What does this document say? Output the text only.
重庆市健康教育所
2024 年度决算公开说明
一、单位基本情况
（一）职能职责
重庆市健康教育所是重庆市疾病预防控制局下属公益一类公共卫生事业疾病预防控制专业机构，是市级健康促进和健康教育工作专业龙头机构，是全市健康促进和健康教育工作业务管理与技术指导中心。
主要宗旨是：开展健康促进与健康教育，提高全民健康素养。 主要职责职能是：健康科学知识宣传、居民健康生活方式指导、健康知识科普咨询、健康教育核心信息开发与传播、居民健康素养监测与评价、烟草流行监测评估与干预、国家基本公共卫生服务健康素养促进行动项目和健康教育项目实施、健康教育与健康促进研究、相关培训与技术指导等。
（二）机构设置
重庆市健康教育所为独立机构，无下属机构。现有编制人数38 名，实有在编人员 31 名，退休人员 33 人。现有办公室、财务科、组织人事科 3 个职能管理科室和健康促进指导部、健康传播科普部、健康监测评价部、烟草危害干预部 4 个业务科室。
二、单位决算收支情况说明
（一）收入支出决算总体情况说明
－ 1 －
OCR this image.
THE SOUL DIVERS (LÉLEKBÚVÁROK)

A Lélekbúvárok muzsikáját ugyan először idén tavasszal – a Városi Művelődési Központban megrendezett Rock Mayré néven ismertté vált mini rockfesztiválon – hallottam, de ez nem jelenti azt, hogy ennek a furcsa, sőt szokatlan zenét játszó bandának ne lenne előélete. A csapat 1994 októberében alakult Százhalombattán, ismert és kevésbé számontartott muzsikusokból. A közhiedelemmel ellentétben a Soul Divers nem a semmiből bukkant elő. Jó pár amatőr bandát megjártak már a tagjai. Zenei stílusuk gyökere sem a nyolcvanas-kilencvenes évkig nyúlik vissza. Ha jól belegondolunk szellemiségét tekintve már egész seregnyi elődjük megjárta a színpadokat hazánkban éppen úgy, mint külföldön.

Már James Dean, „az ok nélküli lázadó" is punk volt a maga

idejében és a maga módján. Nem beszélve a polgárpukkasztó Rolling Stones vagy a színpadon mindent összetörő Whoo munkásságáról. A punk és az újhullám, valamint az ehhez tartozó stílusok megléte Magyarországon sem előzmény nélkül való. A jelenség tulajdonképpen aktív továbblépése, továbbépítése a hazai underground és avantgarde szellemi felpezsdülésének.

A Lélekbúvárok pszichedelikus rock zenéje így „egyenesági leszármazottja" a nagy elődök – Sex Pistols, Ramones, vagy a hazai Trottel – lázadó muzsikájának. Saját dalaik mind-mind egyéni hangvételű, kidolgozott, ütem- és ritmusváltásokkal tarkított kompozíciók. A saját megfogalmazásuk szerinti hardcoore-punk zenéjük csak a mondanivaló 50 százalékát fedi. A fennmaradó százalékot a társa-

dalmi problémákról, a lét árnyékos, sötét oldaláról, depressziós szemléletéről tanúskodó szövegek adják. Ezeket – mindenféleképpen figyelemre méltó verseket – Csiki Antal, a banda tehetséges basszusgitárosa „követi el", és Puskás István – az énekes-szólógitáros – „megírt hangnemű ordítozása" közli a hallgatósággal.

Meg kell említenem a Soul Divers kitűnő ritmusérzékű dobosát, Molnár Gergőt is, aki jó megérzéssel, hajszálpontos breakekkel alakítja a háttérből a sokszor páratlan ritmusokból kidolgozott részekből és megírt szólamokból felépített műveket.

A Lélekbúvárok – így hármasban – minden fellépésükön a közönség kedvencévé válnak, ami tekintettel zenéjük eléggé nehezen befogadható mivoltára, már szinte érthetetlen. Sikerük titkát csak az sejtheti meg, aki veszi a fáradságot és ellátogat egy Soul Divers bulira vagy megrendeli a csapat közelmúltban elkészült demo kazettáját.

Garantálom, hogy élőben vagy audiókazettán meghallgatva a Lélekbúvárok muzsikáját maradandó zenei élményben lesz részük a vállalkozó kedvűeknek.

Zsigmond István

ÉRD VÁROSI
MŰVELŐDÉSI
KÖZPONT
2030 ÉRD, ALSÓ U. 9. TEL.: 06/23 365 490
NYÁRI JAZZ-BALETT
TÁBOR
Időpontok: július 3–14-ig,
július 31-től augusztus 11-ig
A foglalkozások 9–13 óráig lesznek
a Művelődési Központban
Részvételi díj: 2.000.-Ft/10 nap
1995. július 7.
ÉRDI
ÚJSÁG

What to work on | Extract all of the data above and output it character for character.

Complete response |
What does this document say? Output the text only.
重庆市健康教育所
2024 年度决算公开说明
一、单位基本情况
（一）职能职责
重庆市健康教育所是重庆市疾病预防控制局下属公益一类公共卫生事业疾病预防控制专业机构，是市级健康促进和健康教育工作专业龙头机构，是全市健康促进和健康教育工作业务管理与技术指导中心。
主要宗旨是：开展健康促进与健康教育，提高全民健康素养。 主要职责职能是：健康科学知识宣传、居民健康生活方式指导、健康知识科普咨询、健康教育核心信息开发与传播、居民健康素养监测与评价、烟草流行监测评估与干预、国家基本公共卫生服务健康素养促进行动项目和健康教育项目实施、健康教育与健康促进研究、相关培训与技术指导等。
（二）机构设置
重庆市健康教育所为独立机构，无下属机构。现有编制人数38 名，实有在编人员 31 名，退休人员 33 人。现有办公室、财务科、组织人事科 3 个职能管理科室和健康促进指导部、健康传播科普部、健康监测评价部、烟草危害干预部 4 个业务科室。
二、单位决算收支情况说明
（一）收入支出决算总体情况说明
－ 1 －
OCR this image.
THE SOUL DIVERS (LÉLEKBÚVÁROK)

A Lélekbúvárok muzsikáját ugyan először idén tavasszal – a Városi Művelődési Központban megrendezett Rock Mayré néven ismertté vált mini rockfesztiválon – hallottam, de ez nem jelenti azt, hogy ennek a furcsa, sőt szokatlan zenét játszó bandának ne lenne előélete. A csapat 1994 októberében alakult Százhalombattán, ismert és kevésbé számontartott muzsikusokból. A közhiedelemmel ellentétben a Soul Divers nem a semmiből bukkant elő. Jó pár amatőr bandát megjártak már a tagjai. Zenei stílusuk gyökere sem a nyolcvanas-kilencvenes évkig nyúlik vissza. Ha jól belegondolunk szellemiségét tekintve már egész seregnyi elődjük megjárta a színpadokat hazánkban éppen úgy, mint külföldön.

Már James Dean, „az ok nélküli lázadó" is punk volt a maga

idejében és a maga módján. Nem beszélve a polgárpukkasztó Rolling Stones vagy a színpadon mindent összetörő Whoo munkásságáról. A punk és az újhullám, valamint az ehhez tartozó stílusok megléte Magyarországon sem előzmény nélkül való. A jelenség tulajdonképpen aktív továbblépése, továbbépítése a hazai underground és avantgarde szellemi felpezsdülésének.

A Lélekbúvárok pszichedelikus rock zenéje így „egyenesági leszármazottja" a nagy elődök – Sex Pistols, Ramones, vagy a hazai Trottel – lázadó muzsikájának. Saját dalaik mind-mind egyéni hangvételű, kidolgozott, ütem- és ritmusváltásokkal tarkított kompozíciók. A saját megfogalmazásuk szerinti hardcoore-punk zenéjük csak a mondanivaló 50 százalékát fedi. A fennmaradó százalékot a társa-

dalmi problémákról, a lét árnyékos, sötét oldaláról, depressziós szemléletéről tanúskodó szövegek adják. Ezeket – mindenféleképpen figyelemre méltó verseket – Csiki Antal, a banda tehetséges basszusgitárosa „követi el", és Puskás István – az énekes-szólógitáros – „megírt hangnemű ordítozása" közli a hallgatósággal.

Meg kell említenem a Soul Divers kitűnő ritmusérzékű dobosát, Molnár Gergőt is, aki jó megérzéssel, hajszálpontos breakekkel alakítja a háttérből a sokszor páratlan ritmusokból kidolgozott részekből és megírt szólamokból felépített műveket.

A Lélekbúvárok – így hármasban – minden fellépésükön a közönség kedvencévé válnak, ami tekintettel zenéjük eléggé nehezen befogadható mivoltára, már szinte érthetetlen. Sikerük titkát csak az sejtheti meg, aki veszi a fáradságot és ellátogat egy Soul Divers bulira vagy megrendeli a csapat közelmúltban elkészült demo kazettáját.

Garantálom, hogy élőben vagy audiókazettán meghallgatva a Lélekbúvárok muzsikáját maradandó zenei élményben lesz részük a vállalkozó kedvűeknek.

Zsigmond István

ÉRD VÁROSI
MŰVELŐDÉSI
KÖZPONT
2030 ÉRD, ALSÓ U. 9. TEL.: 06/23 365 490
NYÁRI JAZZ-BALETT
TÁBOR
Időpontok: július 3–14-ig,
július 31-től augusztus 11-ig
A foglalkozások 9–13 óráig lesznek
a Művelődési Központban
Részvételi díj: 2.000.-Ft/10 nap
1995. július 7.
ÉRDI
ÚJSÁG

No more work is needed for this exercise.